Input rows:

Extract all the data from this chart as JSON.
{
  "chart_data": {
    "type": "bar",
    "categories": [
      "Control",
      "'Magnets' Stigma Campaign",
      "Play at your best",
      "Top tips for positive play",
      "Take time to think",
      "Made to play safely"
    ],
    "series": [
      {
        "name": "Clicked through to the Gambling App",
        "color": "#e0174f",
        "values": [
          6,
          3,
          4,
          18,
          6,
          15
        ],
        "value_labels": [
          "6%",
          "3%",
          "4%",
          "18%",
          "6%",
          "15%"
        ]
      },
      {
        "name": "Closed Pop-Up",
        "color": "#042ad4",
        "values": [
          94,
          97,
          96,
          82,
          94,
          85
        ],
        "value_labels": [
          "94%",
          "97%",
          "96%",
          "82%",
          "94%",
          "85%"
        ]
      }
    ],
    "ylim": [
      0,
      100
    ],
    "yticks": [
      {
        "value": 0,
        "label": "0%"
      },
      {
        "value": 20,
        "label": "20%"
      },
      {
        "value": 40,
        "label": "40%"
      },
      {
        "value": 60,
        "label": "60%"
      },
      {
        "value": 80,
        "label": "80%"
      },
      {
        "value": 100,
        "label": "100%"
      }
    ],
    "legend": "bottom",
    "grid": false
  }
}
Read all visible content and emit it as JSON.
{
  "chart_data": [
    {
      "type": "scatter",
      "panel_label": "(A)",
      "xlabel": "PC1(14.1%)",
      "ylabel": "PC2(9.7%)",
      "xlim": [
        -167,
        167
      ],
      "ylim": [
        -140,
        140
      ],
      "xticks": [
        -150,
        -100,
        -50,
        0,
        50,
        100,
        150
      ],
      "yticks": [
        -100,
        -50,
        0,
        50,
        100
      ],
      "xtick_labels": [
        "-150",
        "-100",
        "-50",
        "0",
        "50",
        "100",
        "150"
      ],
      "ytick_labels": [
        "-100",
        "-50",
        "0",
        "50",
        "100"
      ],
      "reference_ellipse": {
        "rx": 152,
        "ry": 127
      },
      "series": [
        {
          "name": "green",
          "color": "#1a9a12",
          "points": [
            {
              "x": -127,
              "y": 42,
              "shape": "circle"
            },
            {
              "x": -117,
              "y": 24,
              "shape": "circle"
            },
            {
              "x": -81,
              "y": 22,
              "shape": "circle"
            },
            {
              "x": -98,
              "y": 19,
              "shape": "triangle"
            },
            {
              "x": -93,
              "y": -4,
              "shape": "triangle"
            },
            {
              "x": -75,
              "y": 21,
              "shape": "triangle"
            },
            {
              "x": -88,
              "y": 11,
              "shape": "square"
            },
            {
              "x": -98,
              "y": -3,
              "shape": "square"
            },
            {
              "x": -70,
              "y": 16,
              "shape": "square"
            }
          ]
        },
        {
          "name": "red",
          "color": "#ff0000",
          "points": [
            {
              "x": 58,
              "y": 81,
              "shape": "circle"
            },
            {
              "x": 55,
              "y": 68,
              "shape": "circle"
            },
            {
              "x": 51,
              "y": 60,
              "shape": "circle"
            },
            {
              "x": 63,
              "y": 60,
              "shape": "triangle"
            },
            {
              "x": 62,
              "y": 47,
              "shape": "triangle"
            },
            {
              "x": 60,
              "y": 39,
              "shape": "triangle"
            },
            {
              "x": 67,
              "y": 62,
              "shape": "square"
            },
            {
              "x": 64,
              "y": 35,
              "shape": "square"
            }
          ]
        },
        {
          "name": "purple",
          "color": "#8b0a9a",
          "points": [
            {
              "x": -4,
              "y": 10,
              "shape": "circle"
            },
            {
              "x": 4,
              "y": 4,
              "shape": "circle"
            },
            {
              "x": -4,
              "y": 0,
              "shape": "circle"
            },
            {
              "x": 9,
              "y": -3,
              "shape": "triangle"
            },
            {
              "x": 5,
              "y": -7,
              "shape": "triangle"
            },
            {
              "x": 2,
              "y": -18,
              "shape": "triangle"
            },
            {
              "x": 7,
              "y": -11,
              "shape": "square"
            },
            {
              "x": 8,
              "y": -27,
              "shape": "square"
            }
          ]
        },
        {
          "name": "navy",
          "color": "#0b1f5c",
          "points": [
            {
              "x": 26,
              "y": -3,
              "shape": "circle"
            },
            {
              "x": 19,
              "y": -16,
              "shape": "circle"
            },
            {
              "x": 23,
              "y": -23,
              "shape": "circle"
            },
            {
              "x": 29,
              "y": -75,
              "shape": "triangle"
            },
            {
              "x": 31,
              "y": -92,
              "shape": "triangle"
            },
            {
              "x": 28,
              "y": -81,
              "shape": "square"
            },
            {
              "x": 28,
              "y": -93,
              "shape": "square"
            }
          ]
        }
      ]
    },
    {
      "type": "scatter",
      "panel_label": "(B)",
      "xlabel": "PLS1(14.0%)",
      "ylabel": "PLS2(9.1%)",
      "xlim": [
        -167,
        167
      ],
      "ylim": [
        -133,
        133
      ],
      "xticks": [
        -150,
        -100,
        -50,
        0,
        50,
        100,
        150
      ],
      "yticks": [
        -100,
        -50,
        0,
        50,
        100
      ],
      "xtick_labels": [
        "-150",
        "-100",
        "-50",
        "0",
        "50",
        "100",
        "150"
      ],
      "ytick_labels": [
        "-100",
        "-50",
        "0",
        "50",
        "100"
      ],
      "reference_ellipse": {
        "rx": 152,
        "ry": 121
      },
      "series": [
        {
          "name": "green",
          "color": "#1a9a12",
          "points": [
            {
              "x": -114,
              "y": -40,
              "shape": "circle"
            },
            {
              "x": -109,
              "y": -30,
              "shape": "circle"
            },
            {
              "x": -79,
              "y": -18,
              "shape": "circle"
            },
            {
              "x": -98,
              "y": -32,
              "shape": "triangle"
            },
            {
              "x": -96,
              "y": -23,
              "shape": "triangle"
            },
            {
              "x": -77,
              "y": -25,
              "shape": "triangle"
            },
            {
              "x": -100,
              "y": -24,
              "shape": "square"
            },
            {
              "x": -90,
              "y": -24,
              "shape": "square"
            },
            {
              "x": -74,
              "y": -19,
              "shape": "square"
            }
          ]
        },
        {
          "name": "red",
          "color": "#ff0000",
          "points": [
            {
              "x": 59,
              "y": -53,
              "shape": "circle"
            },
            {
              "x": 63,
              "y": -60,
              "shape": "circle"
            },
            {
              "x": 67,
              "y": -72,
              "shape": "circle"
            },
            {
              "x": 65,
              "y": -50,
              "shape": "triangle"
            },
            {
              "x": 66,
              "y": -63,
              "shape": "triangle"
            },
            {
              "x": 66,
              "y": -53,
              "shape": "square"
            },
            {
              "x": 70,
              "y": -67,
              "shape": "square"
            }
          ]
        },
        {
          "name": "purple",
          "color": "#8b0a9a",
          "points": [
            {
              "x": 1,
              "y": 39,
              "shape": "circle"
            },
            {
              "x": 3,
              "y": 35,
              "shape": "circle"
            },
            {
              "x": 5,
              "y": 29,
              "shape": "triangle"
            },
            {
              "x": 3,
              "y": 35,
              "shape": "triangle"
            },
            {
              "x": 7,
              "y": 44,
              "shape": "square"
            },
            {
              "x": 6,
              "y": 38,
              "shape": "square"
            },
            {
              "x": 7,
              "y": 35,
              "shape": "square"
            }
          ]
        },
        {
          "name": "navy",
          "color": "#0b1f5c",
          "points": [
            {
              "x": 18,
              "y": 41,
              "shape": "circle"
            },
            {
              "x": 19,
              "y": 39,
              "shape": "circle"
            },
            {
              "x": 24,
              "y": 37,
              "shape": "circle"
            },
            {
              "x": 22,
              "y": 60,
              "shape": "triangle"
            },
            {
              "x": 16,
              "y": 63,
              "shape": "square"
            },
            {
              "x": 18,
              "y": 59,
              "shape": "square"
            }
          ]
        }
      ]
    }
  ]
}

Aim of the task: Print again each line of the listing above, exactly as it appears.

Expected output:
Extract all the data from this chart as JSON.
{
  "chart_data": {
    "type": "bar",
    "categories": [
      "Control",
      "'Magnets' Stigma Campaign",
      "Play at your best",
      "Top tips for positive play",
      "Take time to think",
      "Made to play safely"
    ],
    "series": [
      {
        "name": "Clicked through to the Gambling App",
        "color": "#e0174f",
        "values": [
          6,
          3,
          4,
          18,
          6,
          15
        ],
        "value_labels": [
          "6%",
          "3%",
          "4%",
          "18%",
          "6%",
          "15%"
        ]
      },
      {
        "name": "Closed Pop-Up",
        "color": "#042ad4",
        "values": [
          94,
          97,
          96,
          82,
          94,
          85
        ],
        "value_labels": [
          "94%",
          "97%",
          "96%",
          "82%",
          "94%",
          "85%"
        ]
      }
    ],
    "ylim": [
      0,
      100
    ],
    "yticks": [
      {
        "value": 0,
        "label": "0%"
      },
      {
        "value": 20,
        "label": "20%"
      },
      {
        "value": 40,
        "label": "40%"
      },
      {
        "value": 60,
        "label": "60%"
      },
      {
        "value": 80,
        "label": "80%"
      },
      {
        "value": 100,
        "label": "100%"
      }
    ],
    "legend": "bottom",
    "grid": false
  }
}
Read all visible content and emit it as JSON.
{
  "chart_data": [
    {
      "type": "scatter",
      "panel_label": "(A)",
      "xlabel": "PC1(14.1%)",
      "ylabel": "PC2(9.7%)",
      "xlim": [
        -167,
        167
      ],
      "ylim": [
        -140,
        140
      ],
      "xticks": [
        -150,
        -100,
        -50,
        0,
        50,
        100,
        150
      ],
      "yticks": [
        -100,
        -50,
        0,
        50,
        100
      ],
      "xtick_labels": [
        "-150",
        "-100",
        "-50",
        "0",
        "50",
        "100",
        "150"
      ],
      "ytick_labels": [
        "-100",
        "-50",
        "0",
        "50",
        "100"
      ],
      "reference_ellipse": {
        "rx": 152,
        "ry": 127
      },
      "series": [
        {
          "name": "green",
          "color": "#1a9a12",
          "points": [
            {
              "x": -127,
              "y": 42,
              "shape": "circle"
            },
            {
              "x": -117,
              "y": 24,
              "shape": "circle"
            },
            {
              "x": -81,
              "y": 22,
              "shape": "circle"
            },
            {
              "x": -98,
              "y": 19,
              "shape": "triangle"
            },
            {
              "x": -93,
              "y": -4,
              "shape": "triangle"
            },
            {
              "x": -75,
              "y": 21,
              "shape": "triangle"
            },
            {
              "x": -88,
              "y": 11,
              "shape": "square"
            },
            {
              "x": -98,
              "y": -3,
              "shape": "square"
            },
            {
              "x": -70,
              "y": 16,
              "shape": "square"
            }
          ]
        },
        {
          "name": "red",
          "color": "#ff0000",
          "points": [
            {
              "x": 58,
              "y": 81,
              "shape": "circle"
            },
            {
              "x": 55,
              "y": 68,
              "shape": "circle"
            },
            {
              "x": 51,
              "y": 60,
              "shape": "circle"
            },
            {
              "x": 63,
              "y": 60,
              "shape": "triangle"
            },
            {
              "x": 62,
              "y": 47,
              "shape": "triangle"
            },
            {
              "x": 60,
              "y": 39,
              "shape": "triangle"
            },
            {
              "x": 67,
              "y": 62,
              "shape": "square"
            },
            {
              "x": 64,
              "y": 35,
              "shape": "square"
            }
          ]
        },
        {
          "name": "purple",
          "color": "#8b0a9a",
          "points": [
            {
              "x": -4,
              "y": 10,
              "shape": "circle"
            },
            {
              "x": 4,
              "y": 4,
              "shape": "circle"
            },
            {
              "x": -4,
              "y": 0,
              "shape": "circle"
            },
            {
              "x": 9,
              "y": -3,
              "shape": "triangle"
            },
            {
              "x": 5,
              "y": -7,
              "shape": "triangle"
            },
            {
              "x": 2,
              "y": -18,
              "shape": "triangle"
            },
            {
              "x": 7,
              "y": -11,
              "shape": "square"
            },
            {
              "x": 8,
              "y": -27,
              "shape": "square"
            }
          ]
        },
        {
          "name": "navy",
          "color": "#0b1f5c",
          "points": [
            {
              "x": 26,
              "y": -3,
              "shape": "circle"
            },
            {
              "x": 19,
              "y": -16,
              "shape": "circle"
            },
            {
              "x": 23,
              "y": -23,
              "shape": "circle"
            },
            {
              "x": 29,
              "y": -75,
              "shape": "triangle"
            },
            {
              "x": 31,
              "y": -92,
              "shape": "triangle"
            },
            {
              "x": 28,
              "y": -81,
              "shape": "square"
            },
            {
              "x": 28,
              "y": -93,
              "shape": "square"
            }
          ]
        }
      ]
    },
    {
      "type": "scatter",
      "panel_label": "(B)",
      "xlabel": "PLS1(14.0%)",
      "ylabel": "PLS2(9.1%)",
      "xlim": [
        -167,
        167
      ],
      "ylim": [
        -133,
        133
      ],
      "xticks": [
        -150,
        -100,
        -50,
        0,
        50,
        100,
        150
      ],
      "yticks": [
        -100,
        -50,
        0,
        50,
        100
      ],
      "xtick_labels": [
        "-150",
        "-100",
        "-50",
        "0",
        "50",
        "100",
        "150"
      ],
      "ytick_labels": [
        "-100",
        "-50",
        "0",
        "50",
        "100"
      ],
      "reference_ellipse": {
        "rx": 152,
        "ry": 121
      },
      "series": [
        {
          "name": "green",
          "color": "#1a9a12",
          "points": [
            {
              "x": -114,
              "y": -40,
              "shape": "circle"
            },
            {
              "x": -109,
              "y": -30,
              "shape": "circle"
            },
            {
              "x": -79,
              "y": -18,
              "shape": "circle"
            },
            {
              "x": -98,
              "y": -32,
              "shape": "triangle"
            },
            {
              "x": -96,
              "y": -23,
              "shape": "triangle"
            },
            {
              "x": -77,
              "y": -25,
              "shape": "triangle"
            },
            {
              "x": -100,
              "y": -24,
              "shape": "square"
            },
            {
              "x": -90,
              "y": -24,
              "shape": "square"
            },
            {
              "x": -74,
              "y": -19,
              "shape": "square"
            }
          ]
        },
        {
          "name": "red",
          "color": "#ff0000",
          "points": [
            {
              "x": 59,
              "y": -53,
              "shape": "circle"
            },
            {
              "x": 63,
              "y": -60,
              "shape": "circle"
            },
            {
              "x": 67,
              "y": -72,
              "shape": "circle"
            },
            {
              "x": 65,
              "y": -50,
              "shape": "triangle"
            },
            {
              "x": 66,
              "y": -63,
              "shape": "triangle"
            },
            {
              "x": 66,
              "y": -53,
              "shape": "square"
            },
            {
              "x": 70,
              "y": -67,
              "shape": "square"
            }
          ]
        },
        {
          "name": "purple",
          "color": "#8b0a9a",
          "points": [
            {
              "x": 1,
              "y": 39,
              "shape": "circle"
            },
            {
              "x": 3,
              "y": 35,
              "shape": "circle"
            },
            {
              "x": 5,
              "y": 29,
              "shape": "triangle"
            },
            {
              "x": 3,
              "y": 35,
              "shape": "triangle"
            },
            {
              "x": 7,
              "y": 44,
              "shape": "square"
            },
            {
              "x": 6,
              "y": 38,
              "shape": "square"
            },
            {
              "x": 7,
              "y": 35,
              "shape": "square"
            }
          ]
        },
        {
          "name": "navy",
          "color": "#0b1f5c",
          "points": [
            {
              "x": 18,
              "y": 41,
              "shape": "circle"
            },
            {
              "x": 19,
              "y": 39,
              "shape": "circle"
            },
            {
              "x": 24,
              "y": 37,
              "shape": "circle"
            },
            {
              "x": 22,
              "y": 60,
              "shape": "triangle"
            },
            {
              "x": 16,
              "y": 63,
              "shape": "square"
            },
            {
              "x": 18,
              "y": 59,
              "shape": "square"
            }
          ]
        }
      ]
    }
  ]
}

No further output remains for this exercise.